## Data entries
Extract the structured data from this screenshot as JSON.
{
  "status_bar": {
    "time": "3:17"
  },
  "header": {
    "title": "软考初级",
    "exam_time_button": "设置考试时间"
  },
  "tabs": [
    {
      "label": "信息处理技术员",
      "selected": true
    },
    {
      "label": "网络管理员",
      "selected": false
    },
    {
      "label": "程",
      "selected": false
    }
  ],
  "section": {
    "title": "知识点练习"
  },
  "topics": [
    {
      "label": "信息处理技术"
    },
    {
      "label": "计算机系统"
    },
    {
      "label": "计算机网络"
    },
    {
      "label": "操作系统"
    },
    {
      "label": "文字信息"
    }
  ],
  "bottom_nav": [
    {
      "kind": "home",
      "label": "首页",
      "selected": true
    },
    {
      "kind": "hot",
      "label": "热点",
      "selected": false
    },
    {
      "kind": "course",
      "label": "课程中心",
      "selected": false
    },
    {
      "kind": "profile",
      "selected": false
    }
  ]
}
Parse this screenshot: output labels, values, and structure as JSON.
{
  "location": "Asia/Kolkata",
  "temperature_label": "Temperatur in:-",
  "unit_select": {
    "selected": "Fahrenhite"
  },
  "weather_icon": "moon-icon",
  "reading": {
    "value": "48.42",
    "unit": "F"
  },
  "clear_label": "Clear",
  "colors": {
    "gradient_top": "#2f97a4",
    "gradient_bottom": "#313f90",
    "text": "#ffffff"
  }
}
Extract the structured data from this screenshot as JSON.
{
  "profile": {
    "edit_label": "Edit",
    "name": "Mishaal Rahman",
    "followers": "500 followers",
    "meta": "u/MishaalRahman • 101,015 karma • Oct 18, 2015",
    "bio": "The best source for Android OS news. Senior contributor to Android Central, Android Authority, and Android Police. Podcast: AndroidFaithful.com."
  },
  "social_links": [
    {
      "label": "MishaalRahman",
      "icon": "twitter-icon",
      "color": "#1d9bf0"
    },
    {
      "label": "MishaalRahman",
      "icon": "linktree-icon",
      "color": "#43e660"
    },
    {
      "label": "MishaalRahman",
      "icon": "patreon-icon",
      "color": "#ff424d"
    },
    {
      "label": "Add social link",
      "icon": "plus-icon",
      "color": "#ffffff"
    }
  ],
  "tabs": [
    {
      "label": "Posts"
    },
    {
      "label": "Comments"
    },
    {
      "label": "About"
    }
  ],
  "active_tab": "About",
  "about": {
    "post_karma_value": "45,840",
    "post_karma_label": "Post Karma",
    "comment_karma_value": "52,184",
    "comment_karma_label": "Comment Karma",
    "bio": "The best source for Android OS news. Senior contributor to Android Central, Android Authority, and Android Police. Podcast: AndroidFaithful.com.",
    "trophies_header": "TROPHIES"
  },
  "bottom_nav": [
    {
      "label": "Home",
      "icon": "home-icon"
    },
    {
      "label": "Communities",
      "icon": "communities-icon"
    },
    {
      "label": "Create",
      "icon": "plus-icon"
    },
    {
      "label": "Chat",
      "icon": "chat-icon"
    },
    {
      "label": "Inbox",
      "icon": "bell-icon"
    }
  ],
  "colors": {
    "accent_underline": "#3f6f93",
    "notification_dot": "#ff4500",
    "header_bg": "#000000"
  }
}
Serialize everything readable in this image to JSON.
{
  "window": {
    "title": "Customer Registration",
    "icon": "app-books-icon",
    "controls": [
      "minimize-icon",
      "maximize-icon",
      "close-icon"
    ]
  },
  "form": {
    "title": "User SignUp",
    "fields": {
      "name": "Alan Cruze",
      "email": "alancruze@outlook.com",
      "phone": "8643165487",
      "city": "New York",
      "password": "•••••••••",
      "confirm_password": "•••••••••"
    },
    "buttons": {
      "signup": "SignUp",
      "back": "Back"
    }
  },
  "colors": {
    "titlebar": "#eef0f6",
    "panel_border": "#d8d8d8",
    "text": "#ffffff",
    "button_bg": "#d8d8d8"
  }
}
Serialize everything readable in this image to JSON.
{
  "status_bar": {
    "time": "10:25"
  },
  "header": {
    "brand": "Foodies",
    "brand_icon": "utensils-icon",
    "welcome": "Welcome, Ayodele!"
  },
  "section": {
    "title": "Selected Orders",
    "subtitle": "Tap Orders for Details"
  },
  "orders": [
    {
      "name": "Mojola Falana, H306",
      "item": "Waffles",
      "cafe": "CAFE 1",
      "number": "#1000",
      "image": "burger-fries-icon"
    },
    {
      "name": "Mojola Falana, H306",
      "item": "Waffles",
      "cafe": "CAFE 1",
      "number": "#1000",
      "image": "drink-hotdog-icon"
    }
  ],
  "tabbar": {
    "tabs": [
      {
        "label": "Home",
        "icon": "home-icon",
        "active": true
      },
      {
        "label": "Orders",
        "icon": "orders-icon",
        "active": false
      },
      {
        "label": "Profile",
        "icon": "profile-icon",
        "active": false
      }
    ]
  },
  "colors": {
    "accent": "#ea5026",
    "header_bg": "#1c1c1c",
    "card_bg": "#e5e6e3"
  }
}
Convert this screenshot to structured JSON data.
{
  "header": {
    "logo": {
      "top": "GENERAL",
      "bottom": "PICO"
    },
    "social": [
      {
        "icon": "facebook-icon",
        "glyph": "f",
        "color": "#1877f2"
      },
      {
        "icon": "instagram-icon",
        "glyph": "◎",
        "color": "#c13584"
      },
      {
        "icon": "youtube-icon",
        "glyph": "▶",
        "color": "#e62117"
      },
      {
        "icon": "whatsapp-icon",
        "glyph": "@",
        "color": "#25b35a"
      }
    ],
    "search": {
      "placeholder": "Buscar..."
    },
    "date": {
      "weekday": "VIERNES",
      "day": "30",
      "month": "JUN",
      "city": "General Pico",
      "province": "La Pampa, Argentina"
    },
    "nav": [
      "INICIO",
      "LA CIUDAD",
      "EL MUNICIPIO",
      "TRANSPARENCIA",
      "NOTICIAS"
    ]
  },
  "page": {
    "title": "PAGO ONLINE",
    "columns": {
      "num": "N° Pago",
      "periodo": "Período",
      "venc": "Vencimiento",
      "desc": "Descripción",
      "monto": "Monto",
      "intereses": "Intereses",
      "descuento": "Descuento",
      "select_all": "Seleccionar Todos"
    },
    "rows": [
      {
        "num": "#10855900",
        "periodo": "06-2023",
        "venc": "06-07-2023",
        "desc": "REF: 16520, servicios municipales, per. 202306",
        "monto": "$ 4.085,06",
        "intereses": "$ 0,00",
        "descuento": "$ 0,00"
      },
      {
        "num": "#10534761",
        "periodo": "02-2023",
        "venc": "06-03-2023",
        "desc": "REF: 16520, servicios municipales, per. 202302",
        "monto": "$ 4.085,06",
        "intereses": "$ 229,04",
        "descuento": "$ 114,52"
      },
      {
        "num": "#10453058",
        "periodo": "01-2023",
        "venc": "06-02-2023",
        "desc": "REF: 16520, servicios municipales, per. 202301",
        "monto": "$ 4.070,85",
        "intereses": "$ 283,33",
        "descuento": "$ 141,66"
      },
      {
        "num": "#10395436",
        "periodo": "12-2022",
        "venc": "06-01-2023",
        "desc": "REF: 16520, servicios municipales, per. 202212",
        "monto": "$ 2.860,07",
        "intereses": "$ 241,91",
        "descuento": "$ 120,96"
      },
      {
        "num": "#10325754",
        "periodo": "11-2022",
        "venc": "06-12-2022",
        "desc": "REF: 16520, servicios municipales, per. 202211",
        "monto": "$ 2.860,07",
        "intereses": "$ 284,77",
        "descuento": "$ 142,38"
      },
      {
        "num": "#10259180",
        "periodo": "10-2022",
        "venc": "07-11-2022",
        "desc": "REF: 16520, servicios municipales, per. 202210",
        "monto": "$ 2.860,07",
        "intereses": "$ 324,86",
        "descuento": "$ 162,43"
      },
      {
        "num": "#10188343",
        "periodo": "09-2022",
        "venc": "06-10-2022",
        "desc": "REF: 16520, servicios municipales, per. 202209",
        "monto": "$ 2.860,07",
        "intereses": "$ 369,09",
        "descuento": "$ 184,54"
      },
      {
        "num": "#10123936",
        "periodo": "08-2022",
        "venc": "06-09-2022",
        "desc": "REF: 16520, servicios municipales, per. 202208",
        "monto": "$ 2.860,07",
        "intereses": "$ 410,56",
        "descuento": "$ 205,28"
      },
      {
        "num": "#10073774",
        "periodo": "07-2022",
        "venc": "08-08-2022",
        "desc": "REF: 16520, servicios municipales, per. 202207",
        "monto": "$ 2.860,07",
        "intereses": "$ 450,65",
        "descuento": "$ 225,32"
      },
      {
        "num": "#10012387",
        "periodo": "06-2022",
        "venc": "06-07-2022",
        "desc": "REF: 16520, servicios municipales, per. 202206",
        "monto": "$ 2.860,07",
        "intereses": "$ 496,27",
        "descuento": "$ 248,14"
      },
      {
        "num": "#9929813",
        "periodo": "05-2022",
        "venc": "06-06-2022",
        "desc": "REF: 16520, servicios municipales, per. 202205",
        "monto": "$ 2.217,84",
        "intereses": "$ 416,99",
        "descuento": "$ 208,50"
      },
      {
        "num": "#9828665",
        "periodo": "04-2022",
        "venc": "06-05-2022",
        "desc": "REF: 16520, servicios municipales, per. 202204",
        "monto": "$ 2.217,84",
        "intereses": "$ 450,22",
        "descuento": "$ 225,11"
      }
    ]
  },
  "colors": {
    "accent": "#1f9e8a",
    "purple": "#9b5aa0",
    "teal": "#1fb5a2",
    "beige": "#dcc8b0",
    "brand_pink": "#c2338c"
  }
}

## TASK BRIEF
Reproduce each line from the records that contains the word "news".

## THE SOLUTION
    "bio": "The best source for Android OS news. Senior contributor to Android Central, Android Authority, and Android Police. Podcast: AndroidFaithful.com."
    "bio": "The best source for Android OS news. Senior contributor to Android Central, Android Authority, and Android Police. Podcast: AndroidFaithful.com.",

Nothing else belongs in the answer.